■ Saved entries ■
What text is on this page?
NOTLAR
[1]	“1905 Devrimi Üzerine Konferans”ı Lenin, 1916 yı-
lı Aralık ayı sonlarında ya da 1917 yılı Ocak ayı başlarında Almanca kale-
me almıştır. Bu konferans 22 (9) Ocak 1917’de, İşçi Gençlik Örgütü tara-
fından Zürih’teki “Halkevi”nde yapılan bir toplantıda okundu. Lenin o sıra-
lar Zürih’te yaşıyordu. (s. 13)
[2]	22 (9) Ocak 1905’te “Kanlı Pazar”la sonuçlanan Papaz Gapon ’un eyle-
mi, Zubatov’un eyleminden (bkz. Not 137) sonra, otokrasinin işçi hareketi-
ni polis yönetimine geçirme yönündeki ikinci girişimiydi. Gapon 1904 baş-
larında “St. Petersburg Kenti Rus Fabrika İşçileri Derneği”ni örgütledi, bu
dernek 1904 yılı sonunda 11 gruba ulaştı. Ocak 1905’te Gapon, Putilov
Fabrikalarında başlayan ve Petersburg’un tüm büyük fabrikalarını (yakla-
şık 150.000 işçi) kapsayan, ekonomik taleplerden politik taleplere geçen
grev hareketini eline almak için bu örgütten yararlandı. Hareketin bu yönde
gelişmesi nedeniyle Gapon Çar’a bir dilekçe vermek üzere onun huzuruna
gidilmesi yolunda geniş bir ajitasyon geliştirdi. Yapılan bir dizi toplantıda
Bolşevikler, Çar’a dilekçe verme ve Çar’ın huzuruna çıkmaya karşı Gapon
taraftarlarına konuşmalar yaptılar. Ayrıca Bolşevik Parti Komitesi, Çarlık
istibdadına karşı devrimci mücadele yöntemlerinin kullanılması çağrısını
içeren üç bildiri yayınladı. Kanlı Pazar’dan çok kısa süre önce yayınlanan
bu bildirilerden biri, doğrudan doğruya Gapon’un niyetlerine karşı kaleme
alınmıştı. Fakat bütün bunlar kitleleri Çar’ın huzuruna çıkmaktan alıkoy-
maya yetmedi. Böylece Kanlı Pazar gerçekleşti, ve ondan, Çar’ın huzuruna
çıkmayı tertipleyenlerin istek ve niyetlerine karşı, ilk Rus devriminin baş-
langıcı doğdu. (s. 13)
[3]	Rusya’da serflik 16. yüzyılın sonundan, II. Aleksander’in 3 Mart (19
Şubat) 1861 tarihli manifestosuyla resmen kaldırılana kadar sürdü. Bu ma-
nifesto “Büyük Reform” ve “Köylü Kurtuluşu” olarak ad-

■ What is needed ■
Word for word, restate all of the data shown above.

■ Written solution ■
What text is on this page?
NOTLAR
[1]	“1905 Devrimi Üzerine Konferans”ı Lenin, 1916 yı-
lı Aralık ayı sonlarında ya da 1917 yılı Ocak ayı başlarında Almanca kale-
me almıştır. Bu konferans 22 (9) Ocak 1917’de, İşçi Gençlik Örgütü tara-
fından Zürih’teki “Halkevi”nde yapılan bir toplantıda okundu. Lenin o sıra-
lar Zürih’te yaşıyordu. (s. 13)
[2]	22 (9) Ocak 1905’te “Kanlı Pazar”la sonuçlanan Papaz Gapon ’un eyle-
mi, Zubatov’un eyleminden (bkz. Not 137) sonra, otokrasinin işçi hareketi-
ni polis yönetimine geçirme yönündeki ikinci girişimiydi. Gapon 1904 baş-
larında “St. Petersburg Kenti Rus Fabrika İşçileri Derneği”ni örgütledi, bu
dernek 1904 yılı sonunda 11 gruba ulaştı. Ocak 1905’te Gapon, Putilov
Fabrikalarında başlayan ve Petersburg’un tüm büyük fabrikalarını (yakla-
şık 150.000 işçi) kapsayan, ekonomik taleplerden politik taleplere geçen
grev hareketini eline almak için bu örgütten yararlandı. Hareketin bu yönde
gelişmesi nedeniyle Gapon Çar’a bir dilekçe vermek üzere onun huzuruna
gidilmesi yolunda geniş bir ajitasyon geliştirdi. Yapılan bir dizi toplantıda
Bolşevikler, Çar’a dilekçe verme ve Çar’ın huzuruna çıkmaya karşı Gapon
taraftarlarına konuşmalar yaptılar. Ayrıca Bolşevik Parti Komitesi, Çarlık
istibdadına karşı devrimci mücadele yöntemlerinin kullanılması çağrısını
içeren üç bildiri yayınladı. Kanlı Pazar’dan çok kısa süre önce yayınlanan
bu bildirilerden biri, doğrudan doğruya Gapon’un niyetlerine karşı kaleme
alınmıştı. Fakat bütün bunlar kitleleri Çar’ın huzuruna çıkmaktan alıkoy-
maya yetmedi. Böylece Kanlı Pazar gerçekleşti, ve ondan, Çar’ın huzuruna
çıkmayı tertipleyenlerin istek ve niyetlerine karşı, ilk Rus devriminin baş-
langıcı doğdu. (s. 13)
[3]	Rusya’da serflik 16. yüzyılın sonundan, II. Aleksander’in 3 Mart (19
Şubat) 1861 tarihli manifestosuyla resmen kaldırılana kadar sürdü. Bu ma-
nifesto “Büyük Reform” ve “Köylü Kurtuluşu” olarak ad-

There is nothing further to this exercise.